Request >>
Identify each line holding the string "Users" and copy it.
[Records start]
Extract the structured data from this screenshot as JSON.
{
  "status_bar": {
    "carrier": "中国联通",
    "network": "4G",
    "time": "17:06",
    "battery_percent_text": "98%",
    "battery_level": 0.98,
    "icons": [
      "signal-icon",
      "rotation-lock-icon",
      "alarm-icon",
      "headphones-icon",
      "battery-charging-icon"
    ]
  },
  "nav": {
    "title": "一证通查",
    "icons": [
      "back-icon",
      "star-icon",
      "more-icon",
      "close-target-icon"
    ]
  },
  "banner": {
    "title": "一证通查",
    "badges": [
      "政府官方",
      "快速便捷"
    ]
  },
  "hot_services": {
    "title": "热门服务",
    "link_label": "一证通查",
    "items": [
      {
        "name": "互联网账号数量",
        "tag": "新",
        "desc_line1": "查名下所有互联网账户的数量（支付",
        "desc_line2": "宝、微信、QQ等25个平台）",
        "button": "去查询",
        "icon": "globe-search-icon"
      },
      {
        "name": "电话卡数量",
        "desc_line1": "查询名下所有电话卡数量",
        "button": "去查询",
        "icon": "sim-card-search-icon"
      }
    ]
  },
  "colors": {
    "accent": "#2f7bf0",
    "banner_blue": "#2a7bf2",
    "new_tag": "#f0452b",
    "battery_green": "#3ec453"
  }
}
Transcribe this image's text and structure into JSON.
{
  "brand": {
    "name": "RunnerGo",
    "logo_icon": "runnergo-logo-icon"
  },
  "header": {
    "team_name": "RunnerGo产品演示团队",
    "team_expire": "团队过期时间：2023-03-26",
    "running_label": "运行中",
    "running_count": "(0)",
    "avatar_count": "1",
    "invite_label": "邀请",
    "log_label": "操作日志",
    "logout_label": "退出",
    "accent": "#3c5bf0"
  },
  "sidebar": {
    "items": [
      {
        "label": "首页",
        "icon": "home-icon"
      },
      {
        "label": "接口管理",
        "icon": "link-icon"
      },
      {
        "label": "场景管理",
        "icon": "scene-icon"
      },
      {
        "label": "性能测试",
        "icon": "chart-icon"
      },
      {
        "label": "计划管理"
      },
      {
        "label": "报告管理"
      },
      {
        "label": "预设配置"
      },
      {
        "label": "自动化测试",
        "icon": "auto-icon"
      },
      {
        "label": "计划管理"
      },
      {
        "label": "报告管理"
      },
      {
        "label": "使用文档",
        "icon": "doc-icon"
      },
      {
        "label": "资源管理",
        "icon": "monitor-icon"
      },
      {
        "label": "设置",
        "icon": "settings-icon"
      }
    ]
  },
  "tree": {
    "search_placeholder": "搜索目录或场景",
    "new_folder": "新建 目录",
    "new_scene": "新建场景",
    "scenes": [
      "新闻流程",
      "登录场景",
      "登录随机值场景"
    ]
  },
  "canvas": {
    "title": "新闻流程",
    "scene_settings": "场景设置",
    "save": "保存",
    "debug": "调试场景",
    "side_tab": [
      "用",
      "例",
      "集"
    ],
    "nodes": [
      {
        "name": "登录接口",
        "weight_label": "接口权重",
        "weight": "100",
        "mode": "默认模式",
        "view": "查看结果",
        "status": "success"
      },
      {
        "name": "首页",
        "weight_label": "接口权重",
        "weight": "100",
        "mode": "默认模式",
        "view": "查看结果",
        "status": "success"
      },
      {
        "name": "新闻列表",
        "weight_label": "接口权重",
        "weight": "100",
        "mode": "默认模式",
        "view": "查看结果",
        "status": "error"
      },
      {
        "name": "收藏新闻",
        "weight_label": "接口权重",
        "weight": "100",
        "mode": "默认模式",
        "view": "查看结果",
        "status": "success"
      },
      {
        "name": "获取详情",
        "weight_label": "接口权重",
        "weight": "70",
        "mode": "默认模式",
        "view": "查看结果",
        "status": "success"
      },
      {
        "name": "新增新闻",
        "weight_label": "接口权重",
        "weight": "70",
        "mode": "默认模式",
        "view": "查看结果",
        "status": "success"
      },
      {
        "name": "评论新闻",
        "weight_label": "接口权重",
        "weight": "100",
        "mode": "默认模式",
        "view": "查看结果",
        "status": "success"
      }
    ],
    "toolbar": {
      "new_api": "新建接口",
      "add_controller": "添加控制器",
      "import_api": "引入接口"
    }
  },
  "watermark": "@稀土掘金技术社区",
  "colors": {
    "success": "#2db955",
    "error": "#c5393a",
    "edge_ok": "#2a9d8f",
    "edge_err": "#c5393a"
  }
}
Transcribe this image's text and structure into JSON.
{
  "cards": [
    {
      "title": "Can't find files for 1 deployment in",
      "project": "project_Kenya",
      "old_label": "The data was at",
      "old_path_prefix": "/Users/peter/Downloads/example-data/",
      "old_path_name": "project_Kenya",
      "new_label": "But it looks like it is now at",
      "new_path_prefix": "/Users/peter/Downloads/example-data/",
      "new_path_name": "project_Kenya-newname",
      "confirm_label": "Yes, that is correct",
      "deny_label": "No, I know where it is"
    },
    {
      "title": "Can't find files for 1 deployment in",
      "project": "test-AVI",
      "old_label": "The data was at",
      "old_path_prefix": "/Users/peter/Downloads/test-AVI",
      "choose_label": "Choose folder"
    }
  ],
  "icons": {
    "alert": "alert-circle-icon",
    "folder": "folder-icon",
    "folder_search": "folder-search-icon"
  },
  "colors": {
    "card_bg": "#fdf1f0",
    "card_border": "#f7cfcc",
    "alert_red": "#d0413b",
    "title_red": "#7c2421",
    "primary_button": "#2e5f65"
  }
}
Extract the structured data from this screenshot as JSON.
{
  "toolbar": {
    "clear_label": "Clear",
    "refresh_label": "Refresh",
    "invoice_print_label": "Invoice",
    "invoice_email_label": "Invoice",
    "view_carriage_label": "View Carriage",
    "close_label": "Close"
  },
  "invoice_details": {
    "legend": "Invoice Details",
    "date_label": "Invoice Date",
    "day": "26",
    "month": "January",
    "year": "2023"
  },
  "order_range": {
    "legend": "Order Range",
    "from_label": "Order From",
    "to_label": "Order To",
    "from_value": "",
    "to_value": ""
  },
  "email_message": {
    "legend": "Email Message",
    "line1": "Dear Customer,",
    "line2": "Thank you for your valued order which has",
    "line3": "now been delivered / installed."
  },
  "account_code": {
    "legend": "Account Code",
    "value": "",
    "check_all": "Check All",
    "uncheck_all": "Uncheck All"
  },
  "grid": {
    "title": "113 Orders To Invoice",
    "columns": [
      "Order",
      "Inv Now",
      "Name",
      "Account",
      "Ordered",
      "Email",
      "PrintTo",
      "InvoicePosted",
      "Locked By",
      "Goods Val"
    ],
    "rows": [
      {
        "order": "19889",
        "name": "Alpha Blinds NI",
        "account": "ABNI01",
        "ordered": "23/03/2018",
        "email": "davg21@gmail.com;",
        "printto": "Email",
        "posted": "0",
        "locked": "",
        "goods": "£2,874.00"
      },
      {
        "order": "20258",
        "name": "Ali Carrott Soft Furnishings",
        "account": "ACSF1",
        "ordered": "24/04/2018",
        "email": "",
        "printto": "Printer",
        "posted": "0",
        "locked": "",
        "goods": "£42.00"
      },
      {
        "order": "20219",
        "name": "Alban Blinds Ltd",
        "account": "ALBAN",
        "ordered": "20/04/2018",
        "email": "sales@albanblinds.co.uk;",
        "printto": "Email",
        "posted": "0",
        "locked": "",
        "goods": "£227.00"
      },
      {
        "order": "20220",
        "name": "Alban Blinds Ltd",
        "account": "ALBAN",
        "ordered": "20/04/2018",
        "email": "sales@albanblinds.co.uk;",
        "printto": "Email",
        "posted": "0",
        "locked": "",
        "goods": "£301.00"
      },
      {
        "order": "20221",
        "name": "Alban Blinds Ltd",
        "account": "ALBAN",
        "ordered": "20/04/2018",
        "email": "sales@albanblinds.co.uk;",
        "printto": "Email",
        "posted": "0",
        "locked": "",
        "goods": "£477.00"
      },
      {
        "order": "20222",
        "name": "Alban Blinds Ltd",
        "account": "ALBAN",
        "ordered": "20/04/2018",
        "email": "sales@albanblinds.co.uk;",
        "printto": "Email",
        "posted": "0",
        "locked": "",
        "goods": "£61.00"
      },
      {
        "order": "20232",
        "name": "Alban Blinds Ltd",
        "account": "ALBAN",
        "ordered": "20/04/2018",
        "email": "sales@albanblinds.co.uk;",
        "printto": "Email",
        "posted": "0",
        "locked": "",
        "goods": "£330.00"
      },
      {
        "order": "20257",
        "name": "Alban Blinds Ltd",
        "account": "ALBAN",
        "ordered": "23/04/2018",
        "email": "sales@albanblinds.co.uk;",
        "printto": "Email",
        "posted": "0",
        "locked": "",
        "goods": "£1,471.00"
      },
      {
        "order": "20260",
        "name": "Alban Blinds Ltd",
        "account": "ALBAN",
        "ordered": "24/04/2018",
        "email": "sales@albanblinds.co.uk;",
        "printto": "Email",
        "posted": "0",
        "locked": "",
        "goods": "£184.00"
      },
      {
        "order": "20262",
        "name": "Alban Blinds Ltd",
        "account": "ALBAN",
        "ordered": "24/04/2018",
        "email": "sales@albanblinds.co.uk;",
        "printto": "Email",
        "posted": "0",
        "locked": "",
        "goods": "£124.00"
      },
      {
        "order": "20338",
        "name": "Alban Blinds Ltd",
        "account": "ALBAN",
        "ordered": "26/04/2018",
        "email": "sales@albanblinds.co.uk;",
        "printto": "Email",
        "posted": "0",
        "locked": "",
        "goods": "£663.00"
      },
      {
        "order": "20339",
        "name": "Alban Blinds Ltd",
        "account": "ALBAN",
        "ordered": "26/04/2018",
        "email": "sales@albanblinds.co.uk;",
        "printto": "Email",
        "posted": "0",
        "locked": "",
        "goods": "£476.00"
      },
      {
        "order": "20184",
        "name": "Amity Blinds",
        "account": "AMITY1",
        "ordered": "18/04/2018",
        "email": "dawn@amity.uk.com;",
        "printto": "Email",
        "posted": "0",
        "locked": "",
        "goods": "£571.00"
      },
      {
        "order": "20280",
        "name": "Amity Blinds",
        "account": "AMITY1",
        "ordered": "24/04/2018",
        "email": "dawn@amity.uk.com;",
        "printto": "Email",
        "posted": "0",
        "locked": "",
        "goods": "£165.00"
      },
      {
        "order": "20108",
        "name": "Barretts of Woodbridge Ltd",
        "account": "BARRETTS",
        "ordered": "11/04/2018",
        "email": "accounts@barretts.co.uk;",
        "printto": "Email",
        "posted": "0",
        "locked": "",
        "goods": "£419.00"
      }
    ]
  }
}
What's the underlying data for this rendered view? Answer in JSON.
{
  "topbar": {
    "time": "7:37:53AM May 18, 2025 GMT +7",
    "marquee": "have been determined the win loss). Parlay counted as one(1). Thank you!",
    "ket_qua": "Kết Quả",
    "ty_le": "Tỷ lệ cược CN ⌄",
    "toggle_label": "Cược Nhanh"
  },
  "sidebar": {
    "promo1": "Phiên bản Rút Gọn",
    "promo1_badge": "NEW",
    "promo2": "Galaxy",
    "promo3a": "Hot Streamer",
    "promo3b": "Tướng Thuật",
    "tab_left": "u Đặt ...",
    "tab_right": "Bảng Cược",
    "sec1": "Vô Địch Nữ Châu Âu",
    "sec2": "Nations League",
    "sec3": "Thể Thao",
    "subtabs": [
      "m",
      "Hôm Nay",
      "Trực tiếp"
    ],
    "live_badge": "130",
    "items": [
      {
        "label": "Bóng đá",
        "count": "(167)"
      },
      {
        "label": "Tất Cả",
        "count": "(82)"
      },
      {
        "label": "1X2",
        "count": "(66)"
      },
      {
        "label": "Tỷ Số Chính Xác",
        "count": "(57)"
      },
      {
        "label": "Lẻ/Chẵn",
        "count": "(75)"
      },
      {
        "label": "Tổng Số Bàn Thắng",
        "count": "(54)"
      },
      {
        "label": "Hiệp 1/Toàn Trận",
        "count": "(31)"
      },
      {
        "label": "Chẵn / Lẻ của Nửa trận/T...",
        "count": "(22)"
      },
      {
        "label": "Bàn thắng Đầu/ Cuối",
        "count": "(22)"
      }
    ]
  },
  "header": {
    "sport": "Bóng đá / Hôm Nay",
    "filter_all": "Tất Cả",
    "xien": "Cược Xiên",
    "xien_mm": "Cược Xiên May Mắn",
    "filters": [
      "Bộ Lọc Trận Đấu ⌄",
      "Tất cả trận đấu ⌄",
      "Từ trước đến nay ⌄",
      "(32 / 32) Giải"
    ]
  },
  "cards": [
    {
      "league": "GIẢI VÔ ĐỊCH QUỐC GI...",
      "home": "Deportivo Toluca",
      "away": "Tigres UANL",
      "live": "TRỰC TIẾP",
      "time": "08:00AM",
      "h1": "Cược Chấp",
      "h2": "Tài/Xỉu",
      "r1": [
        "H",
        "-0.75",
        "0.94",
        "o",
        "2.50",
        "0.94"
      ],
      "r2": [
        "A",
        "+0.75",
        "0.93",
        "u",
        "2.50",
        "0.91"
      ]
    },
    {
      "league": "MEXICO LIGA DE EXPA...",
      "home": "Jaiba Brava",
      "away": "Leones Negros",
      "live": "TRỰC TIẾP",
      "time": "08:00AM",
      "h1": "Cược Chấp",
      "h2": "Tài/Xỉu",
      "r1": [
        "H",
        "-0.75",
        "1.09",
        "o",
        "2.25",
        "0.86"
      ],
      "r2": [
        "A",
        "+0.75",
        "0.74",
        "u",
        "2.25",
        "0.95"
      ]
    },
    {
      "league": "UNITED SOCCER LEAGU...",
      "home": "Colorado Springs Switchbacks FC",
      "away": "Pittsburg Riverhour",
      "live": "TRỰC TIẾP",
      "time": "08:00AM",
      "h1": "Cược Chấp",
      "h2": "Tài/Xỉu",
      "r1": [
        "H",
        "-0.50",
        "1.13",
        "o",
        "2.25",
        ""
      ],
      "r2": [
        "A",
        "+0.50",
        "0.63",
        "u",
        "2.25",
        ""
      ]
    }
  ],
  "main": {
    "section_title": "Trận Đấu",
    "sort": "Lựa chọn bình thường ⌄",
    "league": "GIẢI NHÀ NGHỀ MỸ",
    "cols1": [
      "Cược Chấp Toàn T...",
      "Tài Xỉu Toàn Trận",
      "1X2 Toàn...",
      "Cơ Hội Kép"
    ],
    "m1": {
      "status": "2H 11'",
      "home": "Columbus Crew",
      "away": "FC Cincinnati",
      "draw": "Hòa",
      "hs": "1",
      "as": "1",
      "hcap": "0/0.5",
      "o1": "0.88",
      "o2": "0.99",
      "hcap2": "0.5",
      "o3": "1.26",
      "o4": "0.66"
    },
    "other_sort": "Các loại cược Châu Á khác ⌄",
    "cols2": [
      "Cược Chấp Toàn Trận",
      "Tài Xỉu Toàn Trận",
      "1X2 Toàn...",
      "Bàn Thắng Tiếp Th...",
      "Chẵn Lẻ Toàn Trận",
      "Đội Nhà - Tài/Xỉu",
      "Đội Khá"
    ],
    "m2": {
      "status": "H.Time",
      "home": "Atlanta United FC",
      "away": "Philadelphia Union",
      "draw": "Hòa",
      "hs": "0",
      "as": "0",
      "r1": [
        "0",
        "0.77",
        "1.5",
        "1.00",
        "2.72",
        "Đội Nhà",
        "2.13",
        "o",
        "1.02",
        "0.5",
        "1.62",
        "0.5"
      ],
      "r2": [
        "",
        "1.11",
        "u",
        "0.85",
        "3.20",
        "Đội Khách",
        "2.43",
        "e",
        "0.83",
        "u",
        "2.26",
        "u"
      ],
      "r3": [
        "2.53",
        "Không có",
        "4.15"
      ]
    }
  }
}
[Records end]
Output for this task >>
      "old_path_prefix": "/Users/peter/Downloads/example-data/",
      "new_path_prefix": "/Users/peter/Downloads/example-data/",
      "old_path_prefix": "/Users/peter/Downloads/test-AVI",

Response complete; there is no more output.